◆ STATED TASK 1: Write out the valuation excerpt verbatim from "sage: R.<x> = QQ[]" up to and including "K.<x> = FunctionField(QQ)".

◆ EXCERPT:
<<<<
First, the valuation on `K` is induced by a valuation on `\QQ[x]`. To construct
this valuation, we start from the trivial valuation on `\\Q` and consider its
induced Gauss valuation on `\\Q[x]`, i.e., the valuation that assigns to a
polynomial the minimum of the coefficient valuations::

    sage: R.<x> = QQ[]
    sage: v = GaussValuation(R, valuations.TrivialValuation(QQ))
    
The Gauss valuation can be augmented by specifying that `x - 4` has valuation 1::

    sage: v = v.augmentation(x - 4, 1); v
    [ Gauss valuation induced by Trivial valuation on Rational Field, v(x - 4) = 1 ]

This valuation then extends uniquely to the fraction field::

    sage: K.<x> = FunctionField(QQ)
>>>>
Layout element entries
<<<<
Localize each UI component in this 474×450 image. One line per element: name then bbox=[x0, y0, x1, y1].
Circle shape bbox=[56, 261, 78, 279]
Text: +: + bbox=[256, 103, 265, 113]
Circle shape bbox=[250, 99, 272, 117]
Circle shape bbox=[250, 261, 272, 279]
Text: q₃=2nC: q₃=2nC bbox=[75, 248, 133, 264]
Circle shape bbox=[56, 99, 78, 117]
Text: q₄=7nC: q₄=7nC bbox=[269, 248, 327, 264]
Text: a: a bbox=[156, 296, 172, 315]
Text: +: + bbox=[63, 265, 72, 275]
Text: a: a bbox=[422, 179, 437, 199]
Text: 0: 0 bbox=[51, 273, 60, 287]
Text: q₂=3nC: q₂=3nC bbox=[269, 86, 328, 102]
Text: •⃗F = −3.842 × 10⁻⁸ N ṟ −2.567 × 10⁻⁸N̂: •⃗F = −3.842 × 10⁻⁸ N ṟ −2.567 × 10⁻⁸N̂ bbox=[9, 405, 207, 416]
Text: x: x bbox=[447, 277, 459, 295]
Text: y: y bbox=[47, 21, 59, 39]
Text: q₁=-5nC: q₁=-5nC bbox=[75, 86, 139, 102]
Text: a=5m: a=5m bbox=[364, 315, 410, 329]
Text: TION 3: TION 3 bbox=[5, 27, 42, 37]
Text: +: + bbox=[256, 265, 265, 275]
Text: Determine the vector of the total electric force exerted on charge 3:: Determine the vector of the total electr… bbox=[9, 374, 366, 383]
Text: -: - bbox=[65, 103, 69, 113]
>>>>
◆ STATED TASK 2: Extract the rows verbatim from the first line up to and including the line with "Text: q₄=7nC: q₄=7nC".

◆ REPLY 1:
sage: R.<x> = QQ[]
    sage: v = GaussValuation(R, valuations.TrivialValuation(QQ))
    
The Gauss valuation can be augmented by specifying that `x - 4` has valuation 1::

    sage: v = v.augmentation(x - 4, 1); v
    [ Gauss valuation induced by Trivial valuation on Rational Field, v(x - 4) = 1 ]

This valuation then extends uniquely to the fraction field::

    sage: K.<x> = FunctionField(QQ)

◆ REPLY 2:
Localize each UI component in this 474×450 image. One line per element: name then bbox=[x0, y0, x1, y1].
Circle shape bbox=[56, 261, 78, 279]
Text: +: + bbox=[256, 103, 265, 113]
Circle shape bbox=[250, 99, 272, 117]
Circle shape bbox=[250, 261, 272, 279]
Text: q₃=2nC: q₃=2nC bbox=[75, 248, 133, 264]
Circle shape bbox=[56, 99, 78, 117]
Text: q₄=7nC: q₄=7nC bbox=[269, 248, 327, 264]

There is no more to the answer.